[ASSIGNMENT] From the records below, return every line containing the word "anxiety".
** TASK INPUTS follows **
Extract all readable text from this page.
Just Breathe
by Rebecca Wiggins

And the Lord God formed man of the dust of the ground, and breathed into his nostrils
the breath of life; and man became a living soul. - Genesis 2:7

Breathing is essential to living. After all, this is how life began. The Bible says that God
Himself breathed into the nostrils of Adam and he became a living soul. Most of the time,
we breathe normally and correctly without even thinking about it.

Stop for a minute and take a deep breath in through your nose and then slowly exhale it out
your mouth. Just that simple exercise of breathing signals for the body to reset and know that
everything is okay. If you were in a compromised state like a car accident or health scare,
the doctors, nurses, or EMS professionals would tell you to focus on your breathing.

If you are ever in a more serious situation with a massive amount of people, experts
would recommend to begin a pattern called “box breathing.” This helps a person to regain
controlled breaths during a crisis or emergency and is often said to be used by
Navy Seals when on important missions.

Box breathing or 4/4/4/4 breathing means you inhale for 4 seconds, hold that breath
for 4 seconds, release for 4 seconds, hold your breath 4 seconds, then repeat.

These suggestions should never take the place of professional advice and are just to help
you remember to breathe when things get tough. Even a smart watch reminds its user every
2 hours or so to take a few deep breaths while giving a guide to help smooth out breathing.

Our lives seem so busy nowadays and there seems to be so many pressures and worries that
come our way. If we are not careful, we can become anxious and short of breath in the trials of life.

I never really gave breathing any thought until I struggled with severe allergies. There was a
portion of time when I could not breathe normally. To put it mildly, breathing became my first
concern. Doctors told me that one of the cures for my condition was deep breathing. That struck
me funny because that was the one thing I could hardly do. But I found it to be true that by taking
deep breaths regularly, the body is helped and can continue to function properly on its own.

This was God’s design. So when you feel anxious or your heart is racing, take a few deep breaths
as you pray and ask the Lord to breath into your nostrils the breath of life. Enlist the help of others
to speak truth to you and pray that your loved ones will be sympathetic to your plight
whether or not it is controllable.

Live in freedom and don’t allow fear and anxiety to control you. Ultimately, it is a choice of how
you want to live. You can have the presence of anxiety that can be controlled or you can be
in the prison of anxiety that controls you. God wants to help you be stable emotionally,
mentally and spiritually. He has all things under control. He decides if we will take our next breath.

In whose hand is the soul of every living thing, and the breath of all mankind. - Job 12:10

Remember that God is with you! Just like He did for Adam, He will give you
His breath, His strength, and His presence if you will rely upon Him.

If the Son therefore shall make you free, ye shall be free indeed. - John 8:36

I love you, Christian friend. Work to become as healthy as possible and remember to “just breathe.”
** End of TASK INPUTS **
[COMPLETED EXERCISE]
Live in freedom and don’t allow fear and anxiety to control you. Ultimately, it is a choice of how
you want to live. You can have the presence of anxiety that can be controlled or you can be
in the prison of anxiety that controls you. God wants to help you be stable emotionally,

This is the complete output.